▸ **Task directions**
Go through the listing and return every line with "they" in it.

▸ **Provided records**
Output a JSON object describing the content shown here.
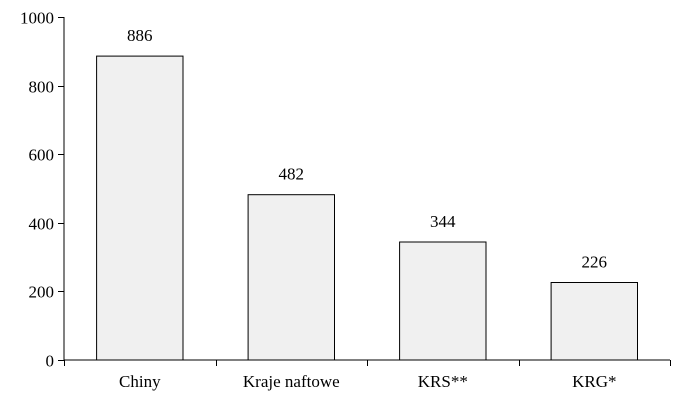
{
  "chart_data": {
    "type": "bar",
    "categories": [
      "Chiny",
      "Kraje naftowe",
      "KRS**",
      "KRG*"
    ],
    "values": [
      886,
      482,
      344,
      226
    ],
    "data_labels": [
      "886",
      "482",
      "344",
      "226"
    ],
    "ylim": [
      0,
      1000
    ],
    "yticks": [
      0,
      200,
      400,
      600,
      800,
      1000
    ],
    "ytick_labels": [
      "0",
      "200",
      "400",
      "600",
      "800",
      "1000"
    ],
    "grid": false,
    "legend": "none",
    "colors": {
      "bar_fill": "#f0f0f0",
      "bar_stroke": "#000000",
      "axis": "#000000"
    }
  }
}
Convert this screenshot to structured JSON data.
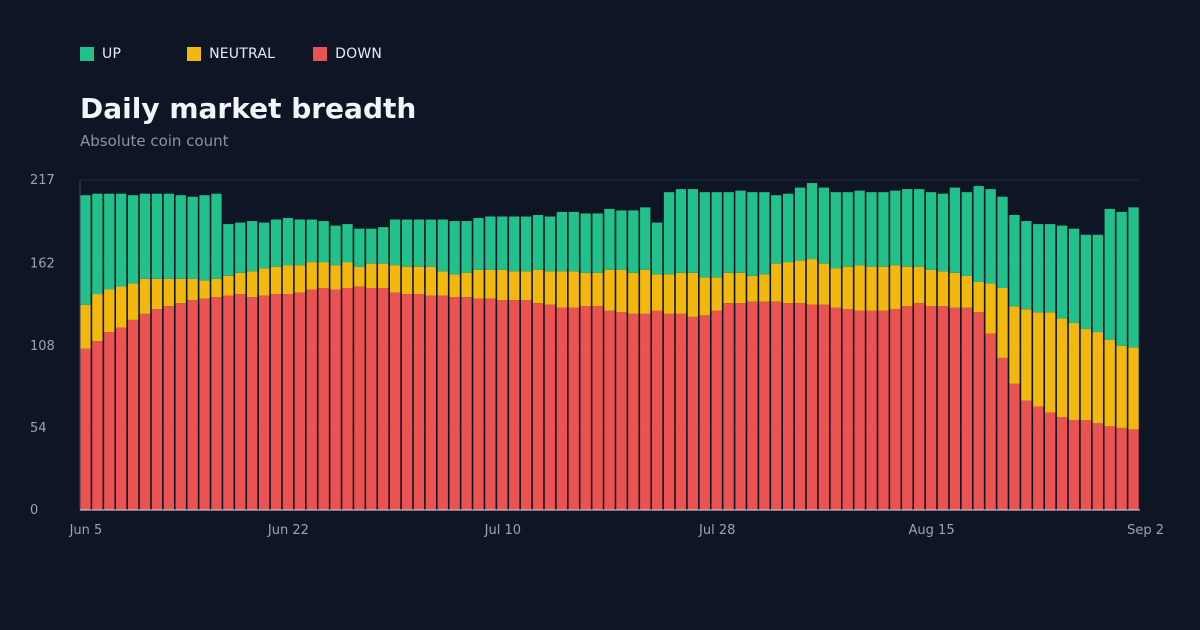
{
  "title": "Daily market breadth",
  "subtitle": "Absolute coin count",
  "legend": [
    {
      "label": "UP",
      "color": "#22c08a"
    },
    {
      "label": "NEUTRAL",
      "color": "#f2b80d"
    },
    {
      "label": "DOWN",
      "color": "#eb5252"
    }
  ],
  "chart_data": {
    "type": "bar",
    "stacked": true,
    "ylim": [
      0,
      217
    ],
    "y_ticks": [
      0,
      54,
      108,
      162,
      217
    ],
    "x_tick_labels": [
      {
        "index": 0,
        "label": "Jun 5"
      },
      {
        "index": 17,
        "label": "Jun 22"
      },
      {
        "index": 35,
        "label": "Jul 10"
      },
      {
        "index": 53,
        "label": "Jul 28"
      },
      {
        "index": 71,
        "label": "Aug 15"
      },
      {
        "index": 89,
        "label": "Sep 2"
      }
    ],
    "grid": true,
    "legend_position": "top-left",
    "series": [
      {
        "name": "DOWN",
        "color": "#eb5252",
        "values": [
          106,
          111,
          117,
          120,
          125,
          129,
          132,
          134,
          136,
          138,
          139,
          140,
          141,
          142,
          140,
          141,
          142,
          142,
          143,
          145,
          146,
          145,
          146,
          147,
          146,
          146,
          143,
          142,
          142,
          141,
          141,
          140,
          140,
          139,
          139,
          138,
          138,
          138,
          136,
          135,
          133,
          133,
          134,
          134,
          131,
          130,
          129,
          129,
          131,
          129,
          129,
          127,
          128,
          131,
          136,
          136,
          137,
          137,
          137,
          136,
          136,
          135,
          135,
          133,
          132,
          131,
          131,
          131,
          132,
          134,
          136,
          134,
          134,
          133,
          133,
          130,
          116,
          100,
          83,
          72,
          68,
          64,
          61,
          59,
          59,
          57,
          55,
          54,
          53
        ],
        "note": "approx"
      },
      {
        "name": "NEUTRAL",
        "color": "#f2b80d",
        "values": [
          29,
          31,
          28,
          27,
          24,
          23,
          20,
          18,
          16,
          14,
          12,
          12,
          13,
          14,
          17,
          18,
          18,
          19,
          18,
          18,
          17,
          16,
          17,
          13,
          16,
          16,
          18,
          18,
          18,
          19,
          16,
          15,
          16,
          19,
          19,
          20,
          19,
          19,
          22,
          22,
          24,
          24,
          22,
          22,
          27,
          28,
          27,
          29,
          24,
          26,
          27,
          29,
          25,
          22,
          20,
          20,
          17,
          18,
          25,
          27,
          28,
          30,
          27,
          26,
          28,
          30,
          29,
          29,
          29,
          26,
          24,
          24,
          23,
          23,
          21,
          20,
          33,
          46,
          51,
          60,
          62,
          66,
          65,
          64,
          60,
          60,
          57,
          54,
          54
        ]
      },
      {
        "name": "UP",
        "color": "#22c08a",
        "values": [
          72,
          66,
          63,
          61,
          58,
          56,
          56,
          56,
          55,
          54,
          56,
          56,
          34,
          33,
          33,
          30,
          31,
          31,
          30,
          28,
          27,
          26,
          25,
          25,
          23,
          24,
          30,
          31,
          31,
          31,
          34,
          35,
          34,
          34,
          35,
          35,
          36,
          36,
          36,
          36,
          39,
          39,
          39,
          39,
          40,
          39,
          41,
          41,
          34,
          54,
          55,
          55,
          56,
          56,
          53,
          54,
          55,
          54,
          45,
          45,
          48,
          50,
          50,
          50,
          49,
          49,
          49,
          49,
          49,
          51,
          51,
          51,
          51,
          56,
          55,
          63,
          62,
          60,
          60,
          58,
          58,
          58,
          61,
          62,
          62,
          64,
          86,
          88,
          92
        ]
      }
    ]
  }
}
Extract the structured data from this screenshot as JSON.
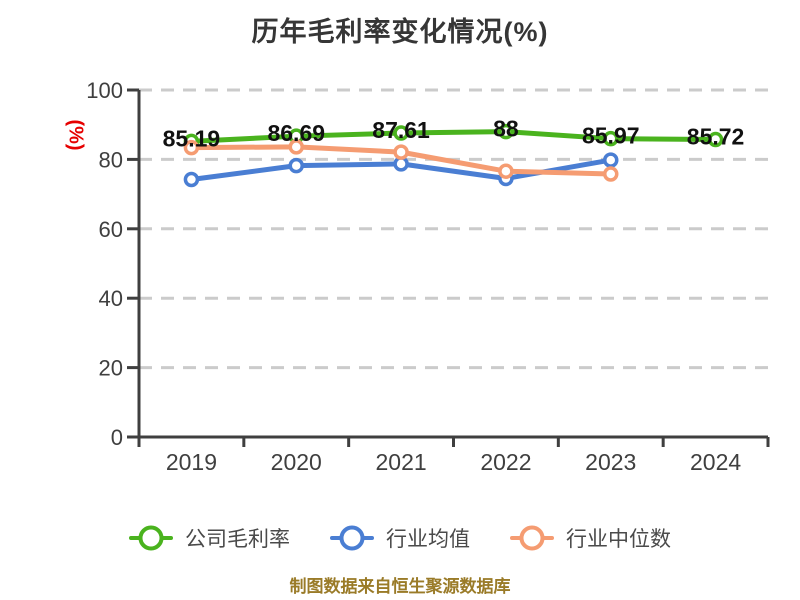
{
  "caption": "制图数据来自恒生聚源数据库",
  "colors": {
    "company": "#4ab31e",
    "industry_avg": "#4a7ed3",
    "industry_median": "#f59c72",
    "grid": "#cbcbcb",
    "axis": "#3f3f3f",
    "tick_label": "#3f3f3f",
    "data_label": "#111111",
    "title": "#363636",
    "legend_text": "#4a4a4a",
    "caption": "#9a7b28",
    "unit_label": "#e60000"
  },
  "chart_data": {
    "type": "line",
    "title": "历年毛利率变化情况(%)",
    "categories": [
      "2019",
      "2020",
      "2021",
      "2022",
      "2023",
      "2024"
    ],
    "series": [
      {
        "name": "公司毛利率",
        "color_key": "company",
        "values": [
          85.19,
          86.69,
          87.61,
          88,
          85.97,
          85.72
        ],
        "labels": [
          "85.19",
          "86.69",
          "87.61",
          "88",
          "85.97",
          "85.72"
        ]
      },
      {
        "name": "行业均值",
        "color_key": "industry_avg",
        "values": [
          74.2,
          78.2,
          78.7,
          74.5,
          79.8,
          null
        ]
      },
      {
        "name": "行业中位数",
        "color_key": "industry_median",
        "values": [
          83.4,
          83.6,
          82.1,
          76.6,
          75.8,
          null
        ]
      }
    ],
    "xlabel": "",
    "ylabel": "(%)",
    "ylim": [
      0,
      100
    ],
    "yticks": [
      0,
      20,
      40,
      60,
      80,
      100
    ],
    "grid": true,
    "grid_style": "dashed",
    "legend_position": "bottom",
    "marker_style": "hollow-circle"
  }
}
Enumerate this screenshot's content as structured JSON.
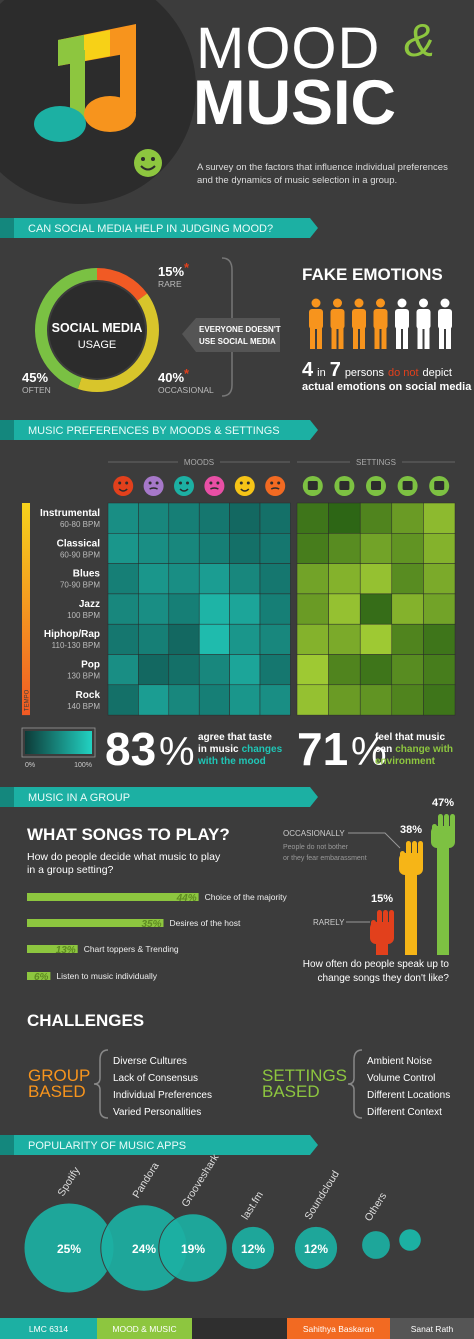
{
  "header": {
    "title_line1": "MOOD",
    "ampersand": "&",
    "title_line2": "MUSIC",
    "subtitle_lines": [
      "A survey on the factors that influence individual preferences",
      "and the dynamics of music selection in a group."
    ]
  },
  "social_media": {
    "banner": "CAN SOCIAL MEDIA HELP IN JUDGING MOOD?",
    "center_lines": [
      "SOCIAL MEDIA",
      "USAGE"
    ],
    "segments": [
      {
        "name": "RARE",
        "value": 15,
        "label": "15%",
        "color": "#f15a24",
        "asterisk": "*"
      },
      {
        "name": "OCCASIONAL",
        "value": 40,
        "label": "40%",
        "color": "#d8c52b",
        "asterisk": "*"
      },
      {
        "name": "OFTEN",
        "value": 45,
        "label": "45%",
        "color": "#7ac143"
      }
    ],
    "note_lines": [
      "EVERYONE DOESN'T",
      "USE SOCIAL MEDIA"
    ]
  },
  "fake_emotions": {
    "title": "FAKE EMOTIONS",
    "count": 4,
    "word_in": "in",
    "total": 7,
    "persons_word": "persons",
    "negation": "do not",
    "verb": "depict",
    "line2": "actual emotions on social media",
    "fake_color": "#f7941d",
    "true_color": "#ffffff"
  },
  "preferences": {
    "banner": "MUSIC PREFERENCES BY MOODS & SETTINGS",
    "moods_label": "MOODS",
    "settings_label": "SETTINGS",
    "tempo_label": "TEMPO",
    "genres": [
      {
        "name": "Instrumental",
        "bpm": "60-80 BPM"
      },
      {
        "name": "Classical",
        "bpm": "60-90 BPM"
      },
      {
        "name": "Blues",
        "bpm": "70-90 BPM"
      },
      {
        "name": "Jazz",
        "bpm": "100 BPM"
      },
      {
        "name": "Hiphop/Rap",
        "bpm": "110-130 BPM"
      },
      {
        "name": "Pop",
        "bpm": "130 BPM"
      },
      {
        "name": "Rock",
        "bpm": "140 BPM"
      }
    ],
    "mood_values": [
      [
        55,
        50,
        45,
        40,
        30,
        35
      ],
      [
        60,
        55,
        50,
        45,
        35,
        40
      ],
      [
        45,
        60,
        55,
        65,
        50,
        40
      ],
      [
        50,
        55,
        45,
        80,
        70,
        45
      ],
      [
        40,
        45,
        30,
        85,
        60,
        50
      ],
      [
        55,
        30,
        35,
        50,
        70,
        40
      ],
      [
        35,
        65,
        50,
        45,
        60,
        55
      ]
    ],
    "settings_values": [
      [
        30,
        20,
        40,
        55,
        75
      ],
      [
        35,
        45,
        60,
        50,
        70
      ],
      [
        60,
        70,
        80,
        45,
        65
      ],
      [
        55,
        80,
        25,
        70,
        60
      ],
      [
        70,
        65,
        85,
        40,
        30
      ],
      [
        85,
        40,
        30,
        45,
        35
      ],
      [
        80,
        55,
        50,
        40,
        30
      ]
    ],
    "mood_colors": [
      "#0d3b38",
      "#22d2c2"
    ],
    "settings_colors": [
      "#0a470c",
      "#b8e03a"
    ],
    "scale_min": {
      "value": 0,
      "label": "0%"
    },
    "scale_max": {
      "value": 100,
      "label": "100%"
    },
    "mood_stat": {
      "value": 83,
      "sign": "%",
      "plain": [
        "agree that taste",
        "in music"
      ],
      "highlight": [
        "changes",
        "with the mood"
      ],
      "color": "#1fc6b6"
    },
    "settings_stat": {
      "value": 71,
      "sign": "%",
      "plain": [
        "feel that music",
        "can"
      ],
      "highlight": [
        "change with",
        "environment"
      ],
      "color": "#8dc63f"
    }
  },
  "group": {
    "banner": "MUSIC IN A GROUP",
    "title": "WHAT SONGS TO PLAY?",
    "question_lines": [
      "How do people decide what music to play",
      "in a group setting?"
    ],
    "bar_color": "#8dc63f",
    "bars": [
      {
        "value": 44,
        "label": "44%",
        "text": "Choice of the majority"
      },
      {
        "value": 35,
        "label": "35%",
        "text": "Desires of the host"
      },
      {
        "value": 13,
        "label": "13%",
        "text": "Chart toppers & Trending"
      },
      {
        "value": 6,
        "label": "6%",
        "text": "Listen to music individually"
      }
    ]
  },
  "speak_up": {
    "hands": [
      {
        "name": "RARELY",
        "value": 15,
        "label": "15%",
        "color": "#e2401c"
      },
      {
        "name": "OCCASIONALLY",
        "value": 38,
        "label": "38%",
        "color": "#f6b517",
        "note_lines": [
          "People do not bother",
          "or they fear embarassment"
        ]
      },
      {
        "value": 47,
        "label": "47%",
        "color": "#7dc142"
      }
    ],
    "question_lines": [
      "How often do people speak up to",
      "change songs they don't like?"
    ]
  },
  "challenges": {
    "title": "CHALLENGES",
    "groups": [
      {
        "name_lines": [
          "GROUP",
          "BASED"
        ],
        "color": "#f7941d",
        "items": [
          "Diverse Cultures",
          "Lack of Consensus",
          "Individual Preferences",
          "Varied Personalities"
        ]
      },
      {
        "name_lines": [
          "SETTINGS",
          "BASED"
        ],
        "color": "#8dc63f",
        "items": [
          "Ambient Noise",
          "Volume Control",
          "Different Locations",
          "Different Context"
        ]
      }
    ]
  },
  "apps": {
    "banner": "POPULARITY OF MUSIC APPS",
    "color": "#1cb0a3",
    "items": [
      {
        "name": "Spotify",
        "value": 25,
        "label": "25%"
      },
      {
        "name": "Pandora",
        "value": 24,
        "label": "24%"
      },
      {
        "name": "Grooveshark",
        "value": 19,
        "label": "19%"
      },
      {
        "name": "last.fm",
        "value": 12,
        "label": "12%"
      },
      {
        "name": "Soundcloud",
        "value": 12,
        "label": "12%"
      },
      {
        "name": "Others",
        "value": 8
      }
    ]
  },
  "footer": {
    "items": [
      {
        "text": "LMC 6314",
        "color": "#1cb0a3"
      },
      {
        "text": "MOOD & MUSIC",
        "color": "#8dc63f"
      },
      {
        "text": "Sahithya Baskaran",
        "color": "#f26a22"
      },
      {
        "text": "Sanat Rath",
        "color": "#555555"
      }
    ]
  }
}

▸ **Response to the exercise**
          "or they fear embarassment"
      "change songs they don't like?"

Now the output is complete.